- [GOAL] Copy every line in the records below that contains the word "MUHAMMAD".

## begin

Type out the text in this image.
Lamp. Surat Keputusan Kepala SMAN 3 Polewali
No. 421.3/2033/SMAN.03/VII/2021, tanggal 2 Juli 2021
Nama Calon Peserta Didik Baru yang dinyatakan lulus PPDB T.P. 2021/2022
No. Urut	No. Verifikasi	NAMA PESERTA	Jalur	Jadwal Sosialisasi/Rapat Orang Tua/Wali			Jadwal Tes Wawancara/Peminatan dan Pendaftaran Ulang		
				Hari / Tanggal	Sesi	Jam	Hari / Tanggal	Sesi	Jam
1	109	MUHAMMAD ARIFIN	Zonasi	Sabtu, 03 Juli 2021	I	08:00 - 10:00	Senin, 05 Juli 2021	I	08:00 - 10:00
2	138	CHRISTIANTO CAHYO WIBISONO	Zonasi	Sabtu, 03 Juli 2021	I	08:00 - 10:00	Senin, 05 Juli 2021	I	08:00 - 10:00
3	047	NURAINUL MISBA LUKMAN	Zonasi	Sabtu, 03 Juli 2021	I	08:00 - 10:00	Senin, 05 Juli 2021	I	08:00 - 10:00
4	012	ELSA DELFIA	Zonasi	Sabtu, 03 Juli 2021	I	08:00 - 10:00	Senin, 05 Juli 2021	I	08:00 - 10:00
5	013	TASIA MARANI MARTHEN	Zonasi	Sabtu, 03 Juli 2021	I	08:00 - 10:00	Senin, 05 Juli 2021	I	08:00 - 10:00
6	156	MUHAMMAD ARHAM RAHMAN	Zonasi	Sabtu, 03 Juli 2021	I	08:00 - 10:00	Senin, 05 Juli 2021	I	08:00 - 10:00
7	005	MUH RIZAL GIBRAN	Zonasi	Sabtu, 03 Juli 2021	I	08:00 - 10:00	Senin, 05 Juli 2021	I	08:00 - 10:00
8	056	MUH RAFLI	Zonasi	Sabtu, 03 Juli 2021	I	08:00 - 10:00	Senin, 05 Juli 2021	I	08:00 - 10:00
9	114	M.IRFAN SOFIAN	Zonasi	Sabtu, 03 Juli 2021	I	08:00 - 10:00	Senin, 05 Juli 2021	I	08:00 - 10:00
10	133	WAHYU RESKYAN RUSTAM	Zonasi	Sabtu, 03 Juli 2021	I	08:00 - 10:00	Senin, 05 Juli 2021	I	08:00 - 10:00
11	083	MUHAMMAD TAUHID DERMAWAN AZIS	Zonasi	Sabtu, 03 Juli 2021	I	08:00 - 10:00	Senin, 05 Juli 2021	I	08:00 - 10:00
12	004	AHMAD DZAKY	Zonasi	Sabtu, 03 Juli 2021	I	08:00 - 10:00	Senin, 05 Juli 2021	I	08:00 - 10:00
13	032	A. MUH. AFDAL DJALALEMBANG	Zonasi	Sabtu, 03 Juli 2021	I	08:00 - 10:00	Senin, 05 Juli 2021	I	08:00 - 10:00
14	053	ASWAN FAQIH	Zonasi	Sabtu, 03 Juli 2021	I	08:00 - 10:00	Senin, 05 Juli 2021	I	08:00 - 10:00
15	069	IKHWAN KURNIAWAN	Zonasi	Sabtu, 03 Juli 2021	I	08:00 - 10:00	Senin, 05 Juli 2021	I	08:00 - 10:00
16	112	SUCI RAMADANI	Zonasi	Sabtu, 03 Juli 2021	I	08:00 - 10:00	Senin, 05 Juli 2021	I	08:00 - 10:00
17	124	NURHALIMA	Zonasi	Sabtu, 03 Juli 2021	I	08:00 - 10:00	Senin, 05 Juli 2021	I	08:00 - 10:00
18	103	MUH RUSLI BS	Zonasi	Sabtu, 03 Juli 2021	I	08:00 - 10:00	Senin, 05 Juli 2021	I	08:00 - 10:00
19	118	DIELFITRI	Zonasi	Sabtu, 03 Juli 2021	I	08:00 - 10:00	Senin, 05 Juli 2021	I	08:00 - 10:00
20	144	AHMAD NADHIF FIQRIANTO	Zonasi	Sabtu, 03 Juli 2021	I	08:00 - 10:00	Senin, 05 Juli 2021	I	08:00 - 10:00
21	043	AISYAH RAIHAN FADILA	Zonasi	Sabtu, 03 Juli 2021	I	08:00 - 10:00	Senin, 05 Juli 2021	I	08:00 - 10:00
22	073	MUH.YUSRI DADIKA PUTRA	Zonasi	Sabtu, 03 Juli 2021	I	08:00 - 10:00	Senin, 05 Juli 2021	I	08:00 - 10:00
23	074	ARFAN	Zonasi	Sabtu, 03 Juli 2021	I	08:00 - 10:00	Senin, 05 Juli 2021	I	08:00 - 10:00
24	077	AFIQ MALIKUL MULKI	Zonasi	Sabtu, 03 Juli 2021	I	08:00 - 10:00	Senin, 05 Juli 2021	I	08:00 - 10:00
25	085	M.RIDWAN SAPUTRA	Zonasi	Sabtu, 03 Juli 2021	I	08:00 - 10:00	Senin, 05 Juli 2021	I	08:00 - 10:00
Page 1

## end

- [TASK RESULT]
1	109	MUHAMMAD ARIFIN	Zonasi	Sabtu, 03 Juli 2021	I	08:00 - 10:00	Senin, 05 Juli 2021	I	08:00 - 10:00
6	156	MUHAMMAD ARHAM RAHMAN	Zonasi	Sabtu, 03 Juli 2021	I	08:00 - 10:00	Senin, 05 Juli 2021	I	08:00 - 10:00
11	083	MUHAMMAD TAUHID DERMAWAN AZIS	Zonasi	Sabtu, 03 Juli 2021	I	08:00 - 10:00	Senin, 05 Juli 2021	I	08:00 - 10:00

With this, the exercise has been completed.